(Data entries for graphics)
-- begin --

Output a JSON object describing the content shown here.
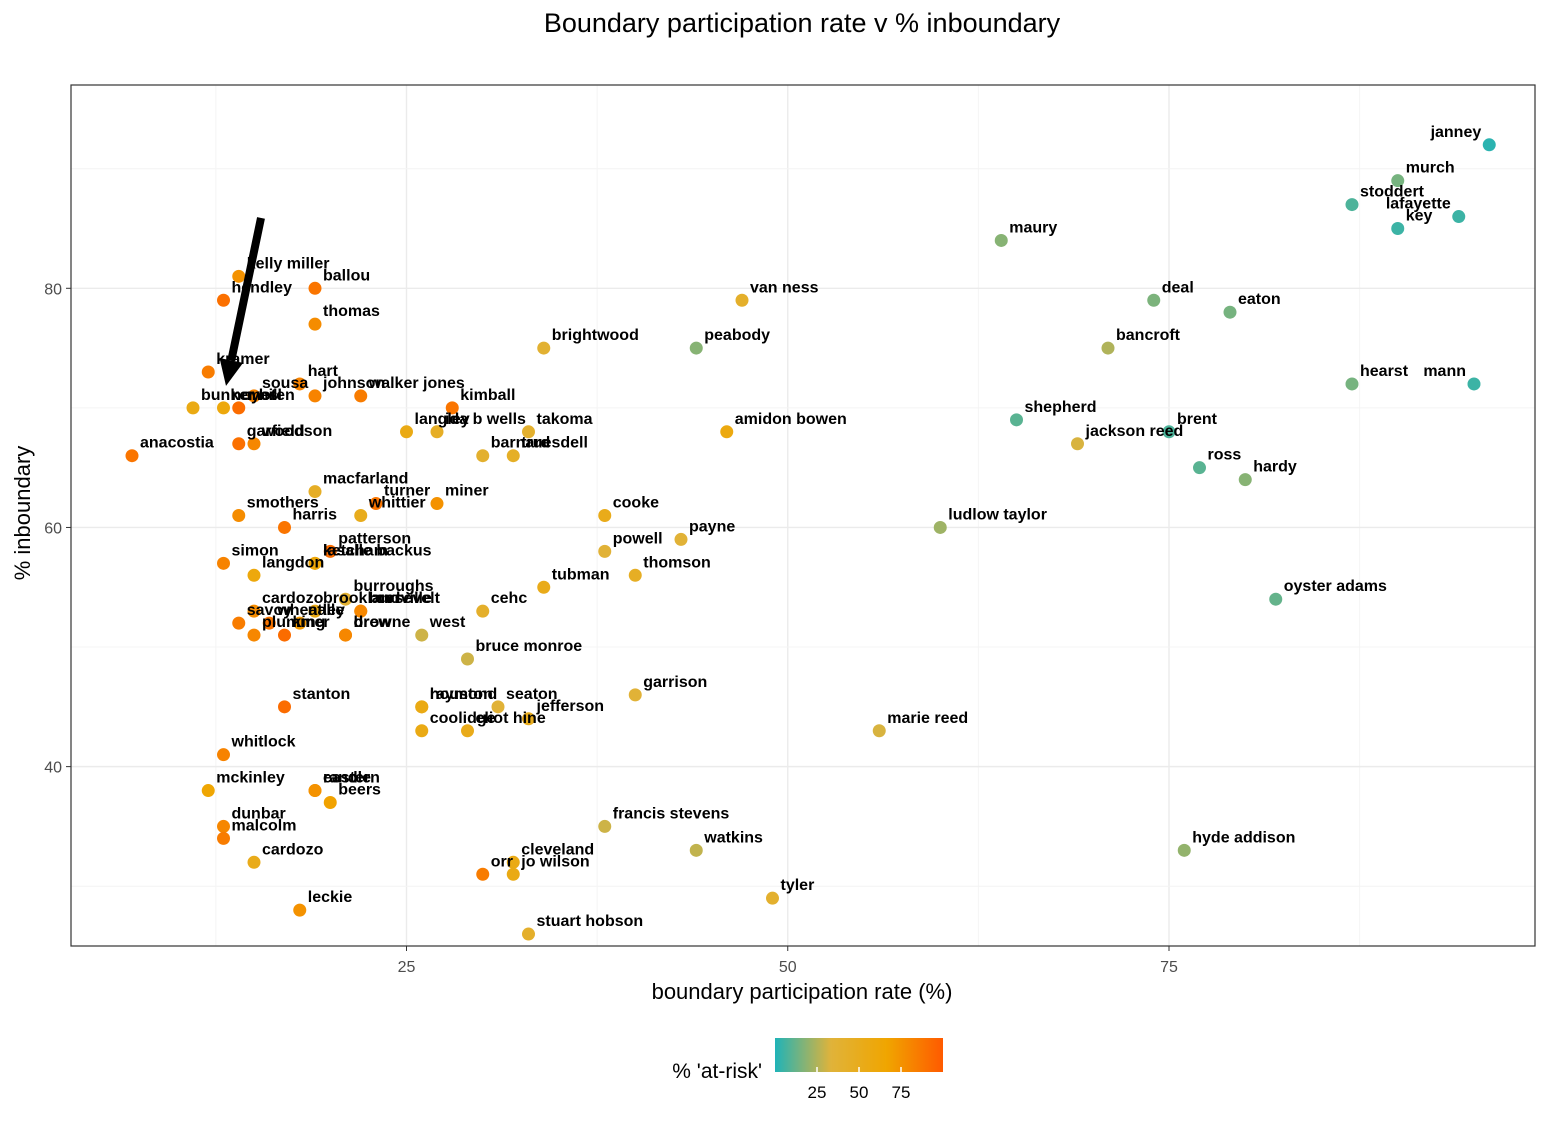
{
  "chart_data": {
    "type": "scatter",
    "title": "Boundary participation rate v % inboundary",
    "xlabel": "boundary participation rate (%)",
    "ylabel": "% inboundary",
    "xlim": [
      3,
      99
    ],
    "ylim": [
      25,
      97
    ],
    "xticks": [
      25,
      50,
      75
    ],
    "yticks": [
      40,
      60,
      80
    ],
    "grid": true,
    "color_legend": {
      "title": "% 'at-risk'",
      "position": "bottom",
      "ticks": [
        25,
        50,
        75
      ],
      "range": [
        0,
        100
      ],
      "colors": [
        "#1fb3b8",
        "#e0b33a",
        "#f0a500",
        "#ff5a00"
      ]
    },
    "annotation": "arrow pointing to sousa",
    "points": [
      {
        "name": "janney",
        "x": 96,
        "y": 92,
        "risk": 2
      },
      {
        "name": "murch",
        "x": 90,
        "y": 89,
        "risk": 15
      },
      {
        "name": "lafayette",
        "x": 94,
        "y": 86,
        "risk": 5
      },
      {
        "name": "stoddert",
        "x": 87,
        "y": 87,
        "risk": 8
      },
      {
        "name": "key",
        "x": 90,
        "y": 85,
        "risk": 5
      },
      {
        "name": "maury",
        "x": 64,
        "y": 84,
        "risk": 18
      },
      {
        "name": "deal",
        "x": 74,
        "y": 79,
        "risk": 16
      },
      {
        "name": "eaton",
        "x": 79,
        "y": 78,
        "risk": 15
      },
      {
        "name": "bancroft",
        "x": 71,
        "y": 75,
        "risk": 25
      },
      {
        "name": "hearst",
        "x": 87,
        "y": 72,
        "risk": 15
      },
      {
        "name": "mann",
        "x": 95,
        "y": 72,
        "risk": 5
      },
      {
        "name": "shepherd",
        "x": 65,
        "y": 69,
        "risk": 10
      },
      {
        "name": "brent",
        "x": 75,
        "y": 68,
        "risk": 8
      },
      {
        "name": "jackson reed",
        "x": 69,
        "y": 67,
        "risk": 32
      },
      {
        "name": "ross",
        "x": 77,
        "y": 65,
        "risk": 10
      },
      {
        "name": "hardy",
        "x": 80,
        "y": 64,
        "risk": 18
      },
      {
        "name": "ludlow taylor",
        "x": 60,
        "y": 60,
        "risk": 22
      },
      {
        "name": "oyster adams",
        "x": 82,
        "y": 54,
        "risk": 12
      },
      {
        "name": "marie reed",
        "x": 56,
        "y": 43,
        "risk": 32
      },
      {
        "name": "hyde addison",
        "x": 76,
        "y": 33,
        "risk": 20
      },
      {
        "name": "van ness",
        "x": 47,
        "y": 79,
        "risk": 42
      },
      {
        "name": "peabody",
        "x": 44,
        "y": 75,
        "risk": 18
      },
      {
        "name": "amidon bowen",
        "x": 46,
        "y": 68,
        "risk": 58
      },
      {
        "name": "brightwood",
        "x": 34,
        "y": 75,
        "risk": 38
      },
      {
        "name": "takoma",
        "x": 33,
        "y": 68,
        "risk": 40
      },
      {
        "name": "truesdell",
        "x": 32,
        "y": 66,
        "risk": 44
      },
      {
        "name": "barnard",
        "x": 30,
        "y": 66,
        "risk": 40
      },
      {
        "name": "cooke",
        "x": 38,
        "y": 61,
        "risk": 52
      },
      {
        "name": "payne",
        "x": 43,
        "y": 59,
        "risk": 35
      },
      {
        "name": "powell",
        "x": 38,
        "y": 58,
        "risk": 35
      },
      {
        "name": "tubman",
        "x": 34,
        "y": 55,
        "risk": 52
      },
      {
        "name": "thomson",
        "x": 40,
        "y": 56,
        "risk": 46
      },
      {
        "name": "cehc",
        "x": 30,
        "y": 53,
        "risk": 42
      },
      {
        "name": "west",
        "x": 26,
        "y": 51,
        "risk": 30
      },
      {
        "name": "bruce monroe",
        "x": 29,
        "y": 49,
        "risk": 30
      },
      {
        "name": "garrison",
        "x": 40,
        "y": 46,
        "risk": 35
      },
      {
        "name": "seaton",
        "x": 31,
        "y": 45,
        "risk": 35
      },
      {
        "name": "jefferson",
        "x": 33,
        "y": 44,
        "risk": 50
      },
      {
        "name": "eliot hine",
        "x": 29,
        "y": 43,
        "risk": 52
      },
      {
        "name": "coolidge",
        "x": 26,
        "y": 43,
        "risk": 55
      },
      {
        "name": "houston",
        "x": 26,
        "y": 45,
        "risk": 52
      },
      {
        "name": "francis stevens",
        "x": 38,
        "y": 35,
        "risk": 30
      },
      {
        "name": "watkins",
        "x": 44,
        "y": 33,
        "risk": 28
      },
      {
        "name": "tyler",
        "x": 49,
        "y": 29,
        "risk": 40
      },
      {
        "name": "cleveland",
        "x": 32,
        "y": 32,
        "risk": 55
      },
      {
        "name": "jo wilson",
        "x": 32,
        "y": 31,
        "risk": 55
      },
      {
        "name": "orr",
        "x": 30,
        "y": 31,
        "risk": 85
      },
      {
        "name": "stuart hobson",
        "x": 33,
        "y": 26,
        "risk": 42
      },
      {
        "name": "kelly miller",
        "x": 14,
        "y": 81,
        "risk": 75
      },
      {
        "name": "hendley",
        "x": 13,
        "y": 79,
        "risk": 90
      },
      {
        "name": "ballou",
        "x": 19,
        "y": 80,
        "risk": 88
      },
      {
        "name": "thomas",
        "x": 19,
        "y": 77,
        "risk": 78
      },
      {
        "name": "kramer",
        "x": 12,
        "y": 73,
        "risk": 85
      },
      {
        "name": "hart",
        "x": 18,
        "y": 72,
        "risk": 82
      },
      {
        "name": "walker jones",
        "x": 22,
        "y": 71,
        "risk": 85
      },
      {
        "name": "sousa",
        "x": 15,
        "y": 71,
        "risk": 82
      },
      {
        "name": "johnson",
        "x": 19,
        "y": 71,
        "risk": 82
      },
      {
        "name": "bunker hill",
        "x": 11,
        "y": 70,
        "risk": 55
      },
      {
        "name": "noyes",
        "x": 13,
        "y": 70,
        "risk": 60
      },
      {
        "name": "moten",
        "x": 14,
        "y": 70,
        "risk": 92
      },
      {
        "name": "kimball",
        "x": 28,
        "y": 70,
        "risk": 88
      },
      {
        "name": "ida b wells",
        "x": 27,
        "y": 68,
        "risk": 45
      },
      {
        "name": "langley",
        "x": 25,
        "y": 68,
        "risk": 55
      },
      {
        "name": "garfield",
        "x": 14,
        "y": 67,
        "risk": 90
      },
      {
        "name": "woodson",
        "x": 15,
        "y": 67,
        "risk": 80
      },
      {
        "name": "anacostia",
        "x": 7,
        "y": 66,
        "risk": 88
      },
      {
        "name": "macfarland",
        "x": 19,
        "y": 63,
        "risk": 45
      },
      {
        "name": "turner",
        "x": 23,
        "y": 62,
        "risk": 88
      },
      {
        "name": "miner",
        "x": 27,
        "y": 62,
        "risk": 75
      },
      {
        "name": "whittier",
        "x": 22,
        "y": 61,
        "risk": 50
      },
      {
        "name": "smothers",
        "x": 14,
        "y": 61,
        "risk": 78
      },
      {
        "name": "harris",
        "x": 17,
        "y": 60,
        "risk": 88
      },
      {
        "name": "patterson",
        "x": 20,
        "y": 58,
        "risk": 92
      },
      {
        "name": "ketcham",
        "x": 19,
        "y": 57,
        "risk": 62
      },
      {
        "name": "simon",
        "x": 13,
        "y": 57,
        "risk": 82
      },
      {
        "name": "lasalle backus",
        "x": 19,
        "y": 57,
        "risk": 62
      },
      {
        "name": "burroughs",
        "x": 21,
        "y": 54,
        "risk": 38
      },
      {
        "name": "langdon",
        "x": 15,
        "y": 56,
        "risk": 60
      },
      {
        "name": "burrville",
        "x": 22,
        "y": 53,
        "risk": 80
      },
      {
        "name": "brookland",
        "x": 19,
        "y": 53,
        "risk": 55
      },
      {
        "name": "cardozo",
        "x": 15,
        "y": 53,
        "risk": 78
      },
      {
        "name": "nalle",
        "x": 18,
        "y": 52,
        "risk": 72
      },
      {
        "name": "roosevelt",
        "x": 22,
        "y": 53,
        "risk": 80
      },
      {
        "name": "savoy",
        "x": 14,
        "y": 52,
        "risk": 85
      },
      {
        "name": "wheatley",
        "x": 16,
        "y": 52,
        "risk": 88
      },
      {
        "name": "king",
        "x": 17,
        "y": 51,
        "risk": 92
      },
      {
        "name": "plummer",
        "x": 15,
        "y": 51,
        "risk": 80
      },
      {
        "name": "browne",
        "x": 21,
        "y": 51,
        "risk": 80
      },
      {
        "name": "drew",
        "x": 21,
        "y": 51,
        "risk": 80
      },
      {
        "name": "stanton",
        "x": 17,
        "y": 45,
        "risk": 92
      },
      {
        "name": "raymond",
        "x": 26,
        "y": 45,
        "risk": 55
      },
      {
        "name": "whitlock",
        "x": 13,
        "y": 41,
        "risk": 82
      },
      {
        "name": "mckinley",
        "x": 12,
        "y": 38,
        "risk": 65
      },
      {
        "name": "randle",
        "x": 19,
        "y": 38,
        "risk": 75
      },
      {
        "name": "beers",
        "x": 20,
        "y": 37,
        "risk": 68
      },
      {
        "name": "eastern",
        "x": 19,
        "y": 38,
        "risk": 75
      },
      {
        "name": "dunbar",
        "x": 13,
        "y": 35,
        "risk": 80
      },
      {
        "name": "malcolm",
        "x": 13,
        "y": 34,
        "risk": 85
      },
      {
        "name": "cardozo",
        "x": 15,
        "y": 32,
        "risk": 52
      },
      {
        "name": "leckie",
        "x": 18,
        "y": 28,
        "risk": 75
      }
    ]
  }
}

-- end --

→ **What is needed**
Search the records for the string "title" and return every line in which it occurs.

→ **Task solution**
    "title": "Boundary participation rate v % inboundary",
      "title": "% 'at-risk'",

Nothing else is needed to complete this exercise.